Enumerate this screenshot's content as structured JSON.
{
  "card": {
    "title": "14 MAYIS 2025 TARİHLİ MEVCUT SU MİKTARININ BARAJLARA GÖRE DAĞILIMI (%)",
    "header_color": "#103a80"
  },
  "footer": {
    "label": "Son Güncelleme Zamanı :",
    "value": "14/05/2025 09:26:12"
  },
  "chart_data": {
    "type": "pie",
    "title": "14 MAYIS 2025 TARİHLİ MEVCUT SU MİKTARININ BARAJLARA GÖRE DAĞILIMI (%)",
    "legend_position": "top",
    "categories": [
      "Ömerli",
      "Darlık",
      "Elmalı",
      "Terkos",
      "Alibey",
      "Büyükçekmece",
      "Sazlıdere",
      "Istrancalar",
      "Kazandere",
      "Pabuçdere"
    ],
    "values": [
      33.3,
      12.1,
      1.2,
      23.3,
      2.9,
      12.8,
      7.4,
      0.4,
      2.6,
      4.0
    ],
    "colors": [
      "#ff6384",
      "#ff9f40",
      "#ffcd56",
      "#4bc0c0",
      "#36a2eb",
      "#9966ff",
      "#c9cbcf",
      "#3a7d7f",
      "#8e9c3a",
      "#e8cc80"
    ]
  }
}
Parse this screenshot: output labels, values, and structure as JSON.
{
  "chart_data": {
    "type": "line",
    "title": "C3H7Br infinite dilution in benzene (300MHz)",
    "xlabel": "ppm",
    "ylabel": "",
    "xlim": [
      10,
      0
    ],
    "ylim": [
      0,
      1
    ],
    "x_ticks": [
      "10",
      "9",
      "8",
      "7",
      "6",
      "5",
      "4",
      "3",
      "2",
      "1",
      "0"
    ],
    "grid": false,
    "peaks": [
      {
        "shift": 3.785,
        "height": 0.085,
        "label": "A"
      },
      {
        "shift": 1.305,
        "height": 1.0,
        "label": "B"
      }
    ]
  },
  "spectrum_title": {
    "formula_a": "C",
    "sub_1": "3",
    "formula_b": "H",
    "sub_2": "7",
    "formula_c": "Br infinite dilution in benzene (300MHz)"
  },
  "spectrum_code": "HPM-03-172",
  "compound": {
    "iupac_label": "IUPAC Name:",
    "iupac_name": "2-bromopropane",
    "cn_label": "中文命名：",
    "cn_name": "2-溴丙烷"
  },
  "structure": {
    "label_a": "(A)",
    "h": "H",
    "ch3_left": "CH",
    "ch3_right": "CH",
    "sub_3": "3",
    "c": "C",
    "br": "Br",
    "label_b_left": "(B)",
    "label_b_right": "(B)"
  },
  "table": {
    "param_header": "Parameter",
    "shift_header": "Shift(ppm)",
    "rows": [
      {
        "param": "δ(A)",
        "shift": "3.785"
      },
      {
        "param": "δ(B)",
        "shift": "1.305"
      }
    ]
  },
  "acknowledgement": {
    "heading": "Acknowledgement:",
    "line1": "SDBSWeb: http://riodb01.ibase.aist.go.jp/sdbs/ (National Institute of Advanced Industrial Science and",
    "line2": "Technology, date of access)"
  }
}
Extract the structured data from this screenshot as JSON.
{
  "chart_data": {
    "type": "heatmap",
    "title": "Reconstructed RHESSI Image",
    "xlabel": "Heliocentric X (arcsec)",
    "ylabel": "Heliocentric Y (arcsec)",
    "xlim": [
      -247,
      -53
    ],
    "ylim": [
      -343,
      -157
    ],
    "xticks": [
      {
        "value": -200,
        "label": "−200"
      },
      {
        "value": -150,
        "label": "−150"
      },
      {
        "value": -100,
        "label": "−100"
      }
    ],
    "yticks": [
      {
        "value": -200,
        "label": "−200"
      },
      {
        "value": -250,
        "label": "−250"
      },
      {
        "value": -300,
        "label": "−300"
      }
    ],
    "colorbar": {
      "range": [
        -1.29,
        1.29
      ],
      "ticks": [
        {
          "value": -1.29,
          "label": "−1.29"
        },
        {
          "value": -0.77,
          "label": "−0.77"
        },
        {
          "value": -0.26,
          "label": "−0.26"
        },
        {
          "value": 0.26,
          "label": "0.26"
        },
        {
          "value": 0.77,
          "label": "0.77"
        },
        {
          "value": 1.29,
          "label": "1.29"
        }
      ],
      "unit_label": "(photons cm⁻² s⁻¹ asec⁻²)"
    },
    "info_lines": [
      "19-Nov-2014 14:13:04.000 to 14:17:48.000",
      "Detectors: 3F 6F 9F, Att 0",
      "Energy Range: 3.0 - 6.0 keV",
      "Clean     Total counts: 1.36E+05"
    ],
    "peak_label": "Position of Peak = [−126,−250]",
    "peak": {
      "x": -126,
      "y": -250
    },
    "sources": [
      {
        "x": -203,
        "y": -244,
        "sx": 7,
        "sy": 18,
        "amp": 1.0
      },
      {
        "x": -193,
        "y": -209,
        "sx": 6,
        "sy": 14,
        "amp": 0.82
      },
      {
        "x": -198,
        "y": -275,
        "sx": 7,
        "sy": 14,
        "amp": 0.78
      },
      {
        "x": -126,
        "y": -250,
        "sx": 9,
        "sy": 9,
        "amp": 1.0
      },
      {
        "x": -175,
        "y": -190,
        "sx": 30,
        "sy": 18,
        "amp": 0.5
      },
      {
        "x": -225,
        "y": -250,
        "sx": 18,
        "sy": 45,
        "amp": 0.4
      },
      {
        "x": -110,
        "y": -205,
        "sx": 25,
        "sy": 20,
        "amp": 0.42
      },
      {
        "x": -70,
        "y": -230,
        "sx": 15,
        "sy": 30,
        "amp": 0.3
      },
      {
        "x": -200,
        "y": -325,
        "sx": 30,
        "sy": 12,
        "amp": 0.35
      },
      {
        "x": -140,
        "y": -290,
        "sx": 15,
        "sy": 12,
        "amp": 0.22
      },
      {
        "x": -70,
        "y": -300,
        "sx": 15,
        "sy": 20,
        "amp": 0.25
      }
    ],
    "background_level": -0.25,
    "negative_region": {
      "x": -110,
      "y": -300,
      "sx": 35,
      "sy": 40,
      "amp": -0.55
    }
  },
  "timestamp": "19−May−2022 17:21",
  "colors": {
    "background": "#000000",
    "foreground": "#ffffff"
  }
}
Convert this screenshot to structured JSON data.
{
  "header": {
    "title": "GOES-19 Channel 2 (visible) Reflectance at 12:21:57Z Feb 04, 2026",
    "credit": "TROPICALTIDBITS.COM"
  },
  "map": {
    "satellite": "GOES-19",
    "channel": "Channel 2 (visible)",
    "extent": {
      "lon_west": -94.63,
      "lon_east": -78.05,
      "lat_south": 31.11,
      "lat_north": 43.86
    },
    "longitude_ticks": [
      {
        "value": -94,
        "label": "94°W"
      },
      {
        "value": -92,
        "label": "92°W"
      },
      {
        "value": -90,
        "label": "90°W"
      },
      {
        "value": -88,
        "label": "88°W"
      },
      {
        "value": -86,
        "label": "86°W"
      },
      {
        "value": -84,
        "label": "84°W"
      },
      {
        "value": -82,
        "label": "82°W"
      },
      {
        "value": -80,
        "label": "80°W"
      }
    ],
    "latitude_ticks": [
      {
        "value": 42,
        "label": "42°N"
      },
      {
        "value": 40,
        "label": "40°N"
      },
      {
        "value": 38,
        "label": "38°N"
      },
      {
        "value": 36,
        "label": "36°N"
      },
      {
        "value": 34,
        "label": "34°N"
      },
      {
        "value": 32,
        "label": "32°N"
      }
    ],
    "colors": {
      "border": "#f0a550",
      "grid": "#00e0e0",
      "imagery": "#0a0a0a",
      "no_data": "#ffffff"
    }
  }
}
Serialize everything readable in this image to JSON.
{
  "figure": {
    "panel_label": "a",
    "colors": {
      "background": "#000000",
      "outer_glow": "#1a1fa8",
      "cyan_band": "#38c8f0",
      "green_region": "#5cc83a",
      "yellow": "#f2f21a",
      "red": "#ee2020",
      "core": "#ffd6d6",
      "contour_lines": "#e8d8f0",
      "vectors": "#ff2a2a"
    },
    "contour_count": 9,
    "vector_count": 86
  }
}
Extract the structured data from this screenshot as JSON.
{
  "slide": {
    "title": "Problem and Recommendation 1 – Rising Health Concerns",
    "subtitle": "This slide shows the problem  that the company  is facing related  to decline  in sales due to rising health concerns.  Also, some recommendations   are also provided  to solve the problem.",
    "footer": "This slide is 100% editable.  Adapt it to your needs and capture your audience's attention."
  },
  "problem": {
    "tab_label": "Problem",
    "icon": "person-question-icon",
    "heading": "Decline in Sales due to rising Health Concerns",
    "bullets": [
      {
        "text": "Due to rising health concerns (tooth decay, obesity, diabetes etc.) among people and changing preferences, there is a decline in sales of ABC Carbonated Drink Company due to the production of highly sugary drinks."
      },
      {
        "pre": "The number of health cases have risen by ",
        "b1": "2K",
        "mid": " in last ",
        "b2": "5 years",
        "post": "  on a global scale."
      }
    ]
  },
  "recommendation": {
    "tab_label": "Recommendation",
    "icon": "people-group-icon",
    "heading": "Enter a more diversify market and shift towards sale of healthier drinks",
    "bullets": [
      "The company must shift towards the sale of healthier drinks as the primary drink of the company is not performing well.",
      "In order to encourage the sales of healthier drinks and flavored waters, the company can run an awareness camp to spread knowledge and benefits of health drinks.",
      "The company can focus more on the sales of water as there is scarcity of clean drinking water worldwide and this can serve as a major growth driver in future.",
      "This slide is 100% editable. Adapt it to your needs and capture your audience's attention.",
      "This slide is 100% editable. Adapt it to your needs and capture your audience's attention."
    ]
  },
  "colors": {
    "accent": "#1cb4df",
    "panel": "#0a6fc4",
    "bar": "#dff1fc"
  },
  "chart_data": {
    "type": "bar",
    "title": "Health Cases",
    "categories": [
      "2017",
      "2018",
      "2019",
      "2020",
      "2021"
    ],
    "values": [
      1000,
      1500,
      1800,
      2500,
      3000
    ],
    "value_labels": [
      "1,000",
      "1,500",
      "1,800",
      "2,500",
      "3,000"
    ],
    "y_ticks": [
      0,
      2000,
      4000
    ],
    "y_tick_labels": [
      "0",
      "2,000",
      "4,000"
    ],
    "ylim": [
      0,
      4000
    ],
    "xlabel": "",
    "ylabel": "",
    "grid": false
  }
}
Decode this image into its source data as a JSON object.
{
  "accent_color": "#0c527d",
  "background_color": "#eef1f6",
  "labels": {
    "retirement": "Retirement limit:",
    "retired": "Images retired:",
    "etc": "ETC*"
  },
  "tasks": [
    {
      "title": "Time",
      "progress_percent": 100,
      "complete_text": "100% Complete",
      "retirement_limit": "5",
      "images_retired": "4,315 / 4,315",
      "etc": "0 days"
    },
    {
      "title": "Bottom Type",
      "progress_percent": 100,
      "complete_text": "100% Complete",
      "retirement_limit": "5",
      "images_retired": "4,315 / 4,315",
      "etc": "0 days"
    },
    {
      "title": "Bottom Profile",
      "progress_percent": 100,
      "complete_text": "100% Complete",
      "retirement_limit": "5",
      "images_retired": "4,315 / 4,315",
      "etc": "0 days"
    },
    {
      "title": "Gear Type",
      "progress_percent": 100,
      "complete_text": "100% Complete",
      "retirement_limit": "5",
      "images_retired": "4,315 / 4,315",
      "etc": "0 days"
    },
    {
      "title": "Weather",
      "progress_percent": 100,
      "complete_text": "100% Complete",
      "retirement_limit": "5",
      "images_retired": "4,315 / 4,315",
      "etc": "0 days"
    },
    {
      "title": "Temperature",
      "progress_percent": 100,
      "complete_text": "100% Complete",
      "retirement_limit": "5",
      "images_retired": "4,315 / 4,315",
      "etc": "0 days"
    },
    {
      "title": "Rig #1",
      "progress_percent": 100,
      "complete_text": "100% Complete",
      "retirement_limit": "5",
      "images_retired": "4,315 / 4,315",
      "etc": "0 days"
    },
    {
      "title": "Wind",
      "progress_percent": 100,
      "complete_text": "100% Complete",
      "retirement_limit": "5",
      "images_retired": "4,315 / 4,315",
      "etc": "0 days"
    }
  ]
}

▬▬▬▬▬▬

* **Given instruction**
Only the number is wanted: how many lines in the entries above contain the string "arcsec"?

* **Solved problem**
2